You can do a heck of a lot with $11 million. As we start to densify and go up, South Fraser Way for instance, I think today how it looks versus how it’ll look 20 years from now is going to be dramatically different. I think you’re going to see mid-rise condos there where you’ll have shops on the bottom floor and you’ll have, maybe on the second floor you might have professional offices, like lawyers and accountants an things like that, and then on the upper floors you’re going to have where people live, and I can see one day where there’ll be little restaurants for people to sit at, and sit out on the street on a beautiful day. I see it being a much different feel than it is currently. I see it with perhaps a trolley going up and down the middle of the street.

And the model for this is what people have been talking to you about, or things you’ve seen in other cities?

Things I’ve seen in other cities. Denver, I think it’s — might be Denver, Colorado where they’ve done something very similar to that. We’ve also got to remember that we’re only 145,000 people. We’ve got some growing to do. But the good news is that we’re going to continue to densify on our urban core and along our urban streets, and I predict it won’t be that much longer and it’ll be a far more livable, walkable city than it currently is. Take a look at Vancouver, take a look at what happened in Yaletown for instance — that used to be all factories. Vancouver, my great-great-granddaddy was [among] the first settlers there. It was all trees 150 years ago. So that’s what happened to Vancouver in 150 years. It’s not a really long time in the overall scheme of things. I see us in the next 50 years being a much more vibrant metropolitan area.

SHORT TASK:
In the interview above, what did the speaker say Yaletown used to be?

Items from a data source:
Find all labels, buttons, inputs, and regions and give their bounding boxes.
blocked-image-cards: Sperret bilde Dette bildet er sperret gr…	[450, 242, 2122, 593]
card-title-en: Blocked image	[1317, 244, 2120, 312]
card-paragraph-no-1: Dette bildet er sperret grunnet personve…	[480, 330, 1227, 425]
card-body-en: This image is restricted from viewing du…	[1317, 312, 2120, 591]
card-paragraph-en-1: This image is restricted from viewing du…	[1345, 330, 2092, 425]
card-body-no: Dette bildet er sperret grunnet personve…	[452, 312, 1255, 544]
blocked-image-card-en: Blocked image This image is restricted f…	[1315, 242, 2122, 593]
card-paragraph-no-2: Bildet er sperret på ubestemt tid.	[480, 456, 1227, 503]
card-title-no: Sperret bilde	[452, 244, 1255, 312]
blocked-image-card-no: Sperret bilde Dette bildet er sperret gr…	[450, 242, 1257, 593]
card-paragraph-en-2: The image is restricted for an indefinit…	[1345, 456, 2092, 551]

==

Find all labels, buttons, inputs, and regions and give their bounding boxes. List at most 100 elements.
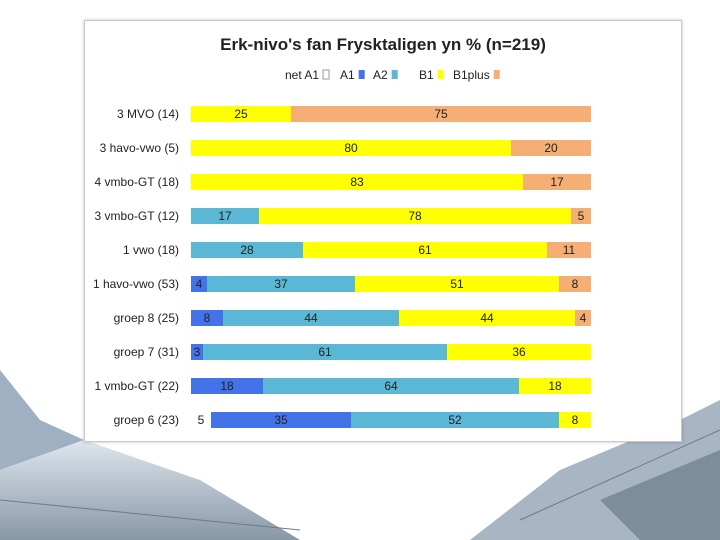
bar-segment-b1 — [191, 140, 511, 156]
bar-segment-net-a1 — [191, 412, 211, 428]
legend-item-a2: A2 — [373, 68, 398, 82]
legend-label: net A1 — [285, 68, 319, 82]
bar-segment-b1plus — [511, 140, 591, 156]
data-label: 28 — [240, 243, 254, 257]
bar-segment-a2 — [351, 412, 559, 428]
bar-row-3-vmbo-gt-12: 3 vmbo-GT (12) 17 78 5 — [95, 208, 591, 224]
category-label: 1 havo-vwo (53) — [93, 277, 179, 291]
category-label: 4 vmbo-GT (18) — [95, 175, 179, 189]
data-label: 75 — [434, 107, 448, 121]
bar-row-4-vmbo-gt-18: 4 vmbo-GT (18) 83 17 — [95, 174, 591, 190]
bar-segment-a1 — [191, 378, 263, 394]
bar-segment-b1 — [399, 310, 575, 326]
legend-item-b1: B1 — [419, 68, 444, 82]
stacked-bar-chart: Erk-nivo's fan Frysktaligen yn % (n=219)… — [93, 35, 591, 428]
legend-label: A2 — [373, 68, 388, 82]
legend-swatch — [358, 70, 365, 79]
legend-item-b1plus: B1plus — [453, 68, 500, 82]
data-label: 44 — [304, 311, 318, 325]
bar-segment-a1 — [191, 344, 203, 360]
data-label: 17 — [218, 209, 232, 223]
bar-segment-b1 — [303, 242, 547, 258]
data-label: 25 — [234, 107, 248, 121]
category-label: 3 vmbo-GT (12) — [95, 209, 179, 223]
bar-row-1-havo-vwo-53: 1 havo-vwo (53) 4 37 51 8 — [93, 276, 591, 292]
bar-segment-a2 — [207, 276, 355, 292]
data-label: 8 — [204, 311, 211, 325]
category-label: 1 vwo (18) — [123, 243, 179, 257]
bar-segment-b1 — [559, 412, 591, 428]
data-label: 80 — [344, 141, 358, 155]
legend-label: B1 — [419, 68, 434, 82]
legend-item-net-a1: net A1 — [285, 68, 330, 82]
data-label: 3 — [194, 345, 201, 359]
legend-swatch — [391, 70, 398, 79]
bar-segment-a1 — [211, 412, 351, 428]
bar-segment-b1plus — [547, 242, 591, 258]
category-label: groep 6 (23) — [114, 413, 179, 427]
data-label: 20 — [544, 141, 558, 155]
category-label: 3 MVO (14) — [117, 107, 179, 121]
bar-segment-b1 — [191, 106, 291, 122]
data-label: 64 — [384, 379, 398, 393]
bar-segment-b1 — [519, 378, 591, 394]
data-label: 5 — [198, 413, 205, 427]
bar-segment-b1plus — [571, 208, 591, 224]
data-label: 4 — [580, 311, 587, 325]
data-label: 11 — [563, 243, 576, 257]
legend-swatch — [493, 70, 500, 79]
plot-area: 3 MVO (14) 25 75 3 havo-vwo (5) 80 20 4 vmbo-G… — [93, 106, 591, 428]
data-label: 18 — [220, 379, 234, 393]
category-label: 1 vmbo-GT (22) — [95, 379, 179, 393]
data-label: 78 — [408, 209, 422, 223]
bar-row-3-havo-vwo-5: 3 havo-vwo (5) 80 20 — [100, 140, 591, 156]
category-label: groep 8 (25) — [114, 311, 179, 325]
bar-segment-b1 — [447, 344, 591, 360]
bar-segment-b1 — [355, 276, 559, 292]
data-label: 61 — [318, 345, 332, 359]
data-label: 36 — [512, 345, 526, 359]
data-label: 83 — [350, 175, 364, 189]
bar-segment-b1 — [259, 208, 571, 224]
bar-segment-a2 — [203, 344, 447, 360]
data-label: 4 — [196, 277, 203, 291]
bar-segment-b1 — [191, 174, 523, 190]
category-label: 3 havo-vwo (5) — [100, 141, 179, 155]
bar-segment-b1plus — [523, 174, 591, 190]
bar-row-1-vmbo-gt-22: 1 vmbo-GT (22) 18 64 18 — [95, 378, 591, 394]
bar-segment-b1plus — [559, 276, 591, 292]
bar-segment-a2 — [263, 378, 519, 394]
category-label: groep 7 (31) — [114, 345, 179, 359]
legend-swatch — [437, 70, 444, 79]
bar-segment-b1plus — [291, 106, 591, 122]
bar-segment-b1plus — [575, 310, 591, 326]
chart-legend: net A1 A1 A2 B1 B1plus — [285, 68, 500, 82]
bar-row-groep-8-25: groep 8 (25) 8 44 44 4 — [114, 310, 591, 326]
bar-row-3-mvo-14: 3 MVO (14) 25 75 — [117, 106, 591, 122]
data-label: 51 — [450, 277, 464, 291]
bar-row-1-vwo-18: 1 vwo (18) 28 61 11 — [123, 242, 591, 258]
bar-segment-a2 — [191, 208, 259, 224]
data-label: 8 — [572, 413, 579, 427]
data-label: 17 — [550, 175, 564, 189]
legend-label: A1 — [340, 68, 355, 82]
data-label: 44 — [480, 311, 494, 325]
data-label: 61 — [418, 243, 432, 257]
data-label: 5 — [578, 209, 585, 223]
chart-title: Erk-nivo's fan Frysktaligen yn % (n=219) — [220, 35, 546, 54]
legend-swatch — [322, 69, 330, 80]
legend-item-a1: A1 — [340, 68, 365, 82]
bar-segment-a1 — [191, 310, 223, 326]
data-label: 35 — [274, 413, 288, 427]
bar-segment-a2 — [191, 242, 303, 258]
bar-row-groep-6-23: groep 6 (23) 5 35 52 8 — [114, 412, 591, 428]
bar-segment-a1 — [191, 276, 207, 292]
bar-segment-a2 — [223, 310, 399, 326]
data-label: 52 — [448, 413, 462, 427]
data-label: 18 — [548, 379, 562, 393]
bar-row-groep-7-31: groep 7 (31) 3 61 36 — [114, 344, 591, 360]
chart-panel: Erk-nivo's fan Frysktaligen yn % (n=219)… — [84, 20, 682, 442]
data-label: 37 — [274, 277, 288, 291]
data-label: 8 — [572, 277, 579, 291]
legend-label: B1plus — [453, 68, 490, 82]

EXERCISE RESULT:
All factories.